_Task to carry out:_ All entries must be repeated exactly; do not include the pictures.

┄┄┄┄┄┄

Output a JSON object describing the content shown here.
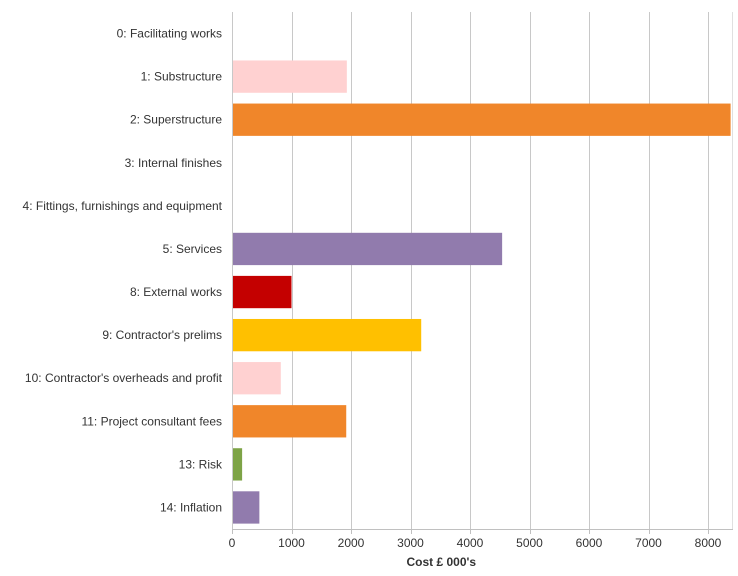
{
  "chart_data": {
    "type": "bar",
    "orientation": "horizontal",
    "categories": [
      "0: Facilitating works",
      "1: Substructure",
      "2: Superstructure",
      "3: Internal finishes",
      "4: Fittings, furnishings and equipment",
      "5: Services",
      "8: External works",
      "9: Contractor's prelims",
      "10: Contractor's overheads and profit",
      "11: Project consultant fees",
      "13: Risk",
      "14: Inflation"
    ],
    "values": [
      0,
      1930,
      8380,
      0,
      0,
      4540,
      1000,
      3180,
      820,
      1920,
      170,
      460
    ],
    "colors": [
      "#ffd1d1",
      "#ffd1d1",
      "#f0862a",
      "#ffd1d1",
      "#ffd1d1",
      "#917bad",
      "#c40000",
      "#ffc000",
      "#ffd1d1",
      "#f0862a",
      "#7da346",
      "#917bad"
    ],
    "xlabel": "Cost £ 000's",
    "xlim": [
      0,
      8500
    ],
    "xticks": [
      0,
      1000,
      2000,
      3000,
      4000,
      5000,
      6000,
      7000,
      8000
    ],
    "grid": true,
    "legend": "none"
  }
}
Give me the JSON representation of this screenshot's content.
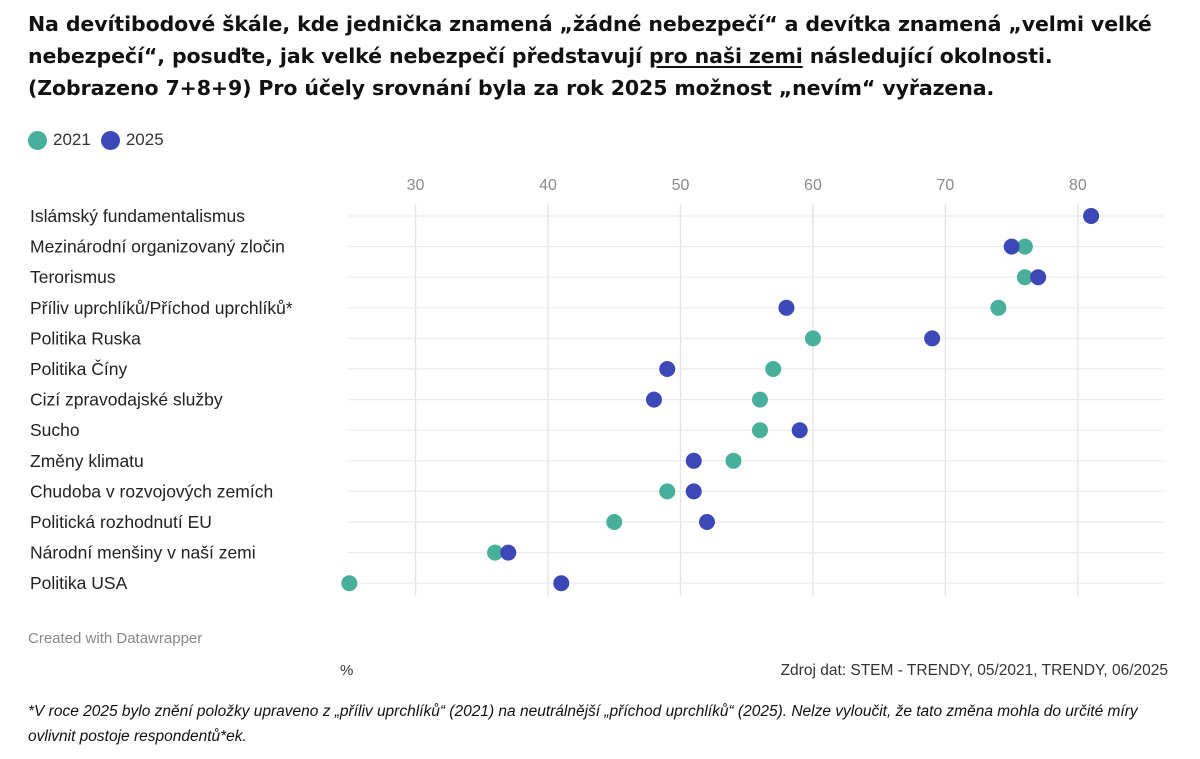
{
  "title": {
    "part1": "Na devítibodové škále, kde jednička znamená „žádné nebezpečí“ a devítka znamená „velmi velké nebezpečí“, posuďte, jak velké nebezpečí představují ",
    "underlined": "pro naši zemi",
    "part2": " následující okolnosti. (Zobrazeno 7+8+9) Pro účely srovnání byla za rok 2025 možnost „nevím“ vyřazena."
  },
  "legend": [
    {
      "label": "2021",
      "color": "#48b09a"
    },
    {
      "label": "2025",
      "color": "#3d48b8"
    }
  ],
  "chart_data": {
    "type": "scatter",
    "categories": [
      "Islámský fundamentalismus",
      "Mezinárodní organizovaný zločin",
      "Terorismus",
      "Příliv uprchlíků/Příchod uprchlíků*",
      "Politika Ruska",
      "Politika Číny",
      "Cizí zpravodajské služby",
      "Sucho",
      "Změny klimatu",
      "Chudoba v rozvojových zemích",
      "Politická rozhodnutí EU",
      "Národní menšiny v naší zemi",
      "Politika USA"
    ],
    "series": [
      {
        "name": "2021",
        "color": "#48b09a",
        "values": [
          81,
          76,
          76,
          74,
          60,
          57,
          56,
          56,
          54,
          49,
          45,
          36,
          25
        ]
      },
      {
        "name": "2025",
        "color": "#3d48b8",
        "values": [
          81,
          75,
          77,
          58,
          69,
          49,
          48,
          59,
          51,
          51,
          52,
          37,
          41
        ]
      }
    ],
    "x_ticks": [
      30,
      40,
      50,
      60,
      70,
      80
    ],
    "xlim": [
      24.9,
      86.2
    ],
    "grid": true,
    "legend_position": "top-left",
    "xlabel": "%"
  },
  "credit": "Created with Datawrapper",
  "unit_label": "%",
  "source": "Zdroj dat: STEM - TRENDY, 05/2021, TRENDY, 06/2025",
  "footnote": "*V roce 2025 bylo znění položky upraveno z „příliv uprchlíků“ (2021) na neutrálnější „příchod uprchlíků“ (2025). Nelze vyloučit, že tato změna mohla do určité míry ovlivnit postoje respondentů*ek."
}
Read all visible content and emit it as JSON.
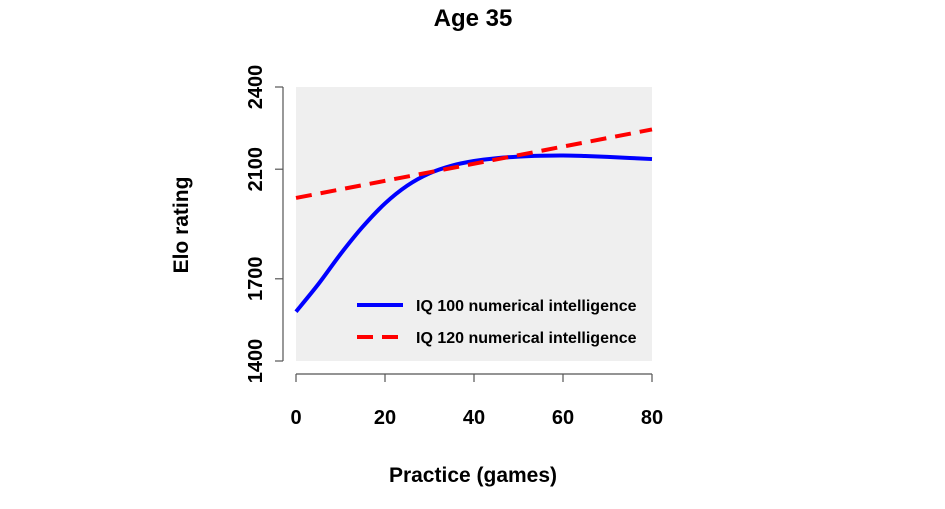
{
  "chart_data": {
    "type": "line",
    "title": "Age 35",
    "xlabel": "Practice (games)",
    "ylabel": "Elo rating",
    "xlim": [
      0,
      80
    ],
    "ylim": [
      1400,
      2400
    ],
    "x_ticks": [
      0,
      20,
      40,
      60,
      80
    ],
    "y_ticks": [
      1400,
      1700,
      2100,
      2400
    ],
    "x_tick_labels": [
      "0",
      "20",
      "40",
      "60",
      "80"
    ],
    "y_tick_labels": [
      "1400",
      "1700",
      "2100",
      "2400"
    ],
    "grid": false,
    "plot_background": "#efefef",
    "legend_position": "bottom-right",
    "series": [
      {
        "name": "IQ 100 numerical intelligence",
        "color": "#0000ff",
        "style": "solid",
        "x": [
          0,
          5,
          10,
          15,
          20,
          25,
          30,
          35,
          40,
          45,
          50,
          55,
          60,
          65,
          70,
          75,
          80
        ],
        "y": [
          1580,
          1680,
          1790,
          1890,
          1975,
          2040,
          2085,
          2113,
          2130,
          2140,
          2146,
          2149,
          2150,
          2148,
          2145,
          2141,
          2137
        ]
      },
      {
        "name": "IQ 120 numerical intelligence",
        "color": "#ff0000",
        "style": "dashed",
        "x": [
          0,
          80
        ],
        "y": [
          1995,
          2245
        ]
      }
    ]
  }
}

┄┄┄┄┄┄

_Problem solution:_
Output a JSON object describing the content shown here.
{
  "chart_data": {
    "type": "bar",
    "orientation": "horizontal",
    "categories": [
      "0: Facilitating works",
      "1: Substructure",
      "2: Superstructure",
      "3: Internal finishes",
      "4: Fittings, furnishings and equipment",
      "5: Services",
      "8: External works",
      "9: Contractor's prelims",
      "10: Contractor's overheads and profit",
      "11: Project consultant fees",
      "13: Risk",
      "14: Inflation"
    ],
    "values": [
      0,
      1930,
      8380,
      0,
      0,
      4540,
      1000,
      3180,
      820,
      1920,
      170,
      460
    ],
    "colors": [
      "#ffd1d1",
      "#ffd1d1",
      "#f0862a",
      "#ffd1d1",
      "#ffd1d1",
      "#917bad",
      "#c40000",
      "#ffc000",
      "#ffd1d1",
      "#f0862a",
      "#7da346",
      "#917bad"
    ],
    "xlabel": "Cost £ 000's",
    "xlim": [
      0,
      8500
    ],
    "xticks": [
      0,
      1000,
      2000,
      3000,
      4000,
      5000,
      6000,
      7000,
      8000
    ],
    "grid": true,
    "legend": "none"
  }
}
Give me the JSON representation of this screenshot's content.
{
  "title": {
    "part1": "Na devítibodové škále, kde jednička znamená „žádné nebezpečí“ a devítka znamená „velmi velké nebezpečí“, posuďte, jak velké nebezpečí představují ",
    "underlined": "pro naši zemi",
    "part2": " následující okolnosti. (Zobrazeno 7+8+9) Pro účely srovnání byla za rok 2025 možnost „nevím“ vyřazena."
  },
  "legend": [
    {
      "label": "2021",
      "color": "#48b09a"
    },
    {
      "label": "2025",
      "color": "#3d48b8"
    }
  ],
  "chart_data": {
    "type": "scatter",
    "categories": [
      "Islámský fundamentalismus",
      "Mezinárodní organizovaný zločin",
      "Terorismus",
      "Příliv uprchlíků/Příchod uprchlíků*",
      "Politika Ruska",
      "Politika Číny",
      "Cizí zpravodajské služby",
      "Sucho",
      "Změny klimatu",
      "Chudoba v rozvojových zemích",
      "Politická rozhodnutí EU",
      "Národní menšiny v naší zemi",
      "Politika USA"
    ],
    "series": [
      {
        "name": "2021",
        "color": "#48b09a",
        "values": [
          81,
          76,
          76,
          74,
          60,
          57,
          56,
          56,
          54,
          49,
          45,
          36,
          25
        ]
      },
      {
        "name": "2025",
        "color": "#3d48b8",
        "values": [
          81,
          75,
          77,
          58,
          69,
          49,
          48,
          59,
          51,
          51,
          52,
          37,
          41
        ]
      }
    ],
    "x_ticks": [
      30,
      40,
      50,
      60,
      70,
      80
    ],
    "xlim": [
      24.9,
      86.2
    ],
    "grid": true,
    "legend_position": "top-left",
    "xlabel": "%"
  },
  "credit": "Created with Datawrapper",
  "unit_label": "%",
  "source": "Zdroj dat: STEM - TRENDY, 05/2021, TRENDY, 06/2025",
  "footnote": "*V roce 2025 bylo znění položky upraveno z „příliv uprchlíků“ (2021) na neutrálnější „příchod uprchlíků“ (2025). Nelze vyloučit, že tato změna mohla do určité míry ovlivnit postoje respondentů*ek."
}
Read all visible content and emit it as JSON.
{
  "chart_data": {
    "type": "line",
    "title": "Age 35",
    "xlabel": "Practice (games)",
    "ylabel": "Elo rating",
    "xlim": [
      0,
      80
    ],
    "ylim": [
      1400,
      2400
    ],
    "x_ticks": [
      0,
      20,
      40,
      60,
      80
    ],
    "y_ticks": [
      1400,
      1700,
      2100,
      2400
    ],
    "x_tick_labels": [
      "0",
      "20",
      "40",
      "60",
      "80"
    ],
    "y_tick_labels": [
      "1400",
      "1700",
      "2100",
      "2400"
    ],
    "grid": false,
    "plot_background": "#efefef",
    "legend_position": "bottom-right",
    "series": [
      {
        "name": "IQ 100 numerical intelligence",
        "color": "#0000ff",
        "style": "solid",
        "x": [
          0,
          5,
          10,
          15,
          20,
          25,
          30,
          35,
          40,
          45,
          50,
          55,
          60,
          65,
          70,
          75,
          80
        ],
        "y": [
          1580,
          1680,
          1790,
          1890,
          1975,
          2040,
          2085,
          2113,
          2130,
          2140,
          2146,
          2149,
          2150,
          2148,
          2145,
          2141,
          2137
        ]
      },
      {
        "name": "IQ 120 numerical intelligence",
        "color": "#ff0000",
        "style": "dashed",
        "x": [
          0,
          80
        ],
        "y": [
          1995,
          2245
        ]
      }
    ]
  }
}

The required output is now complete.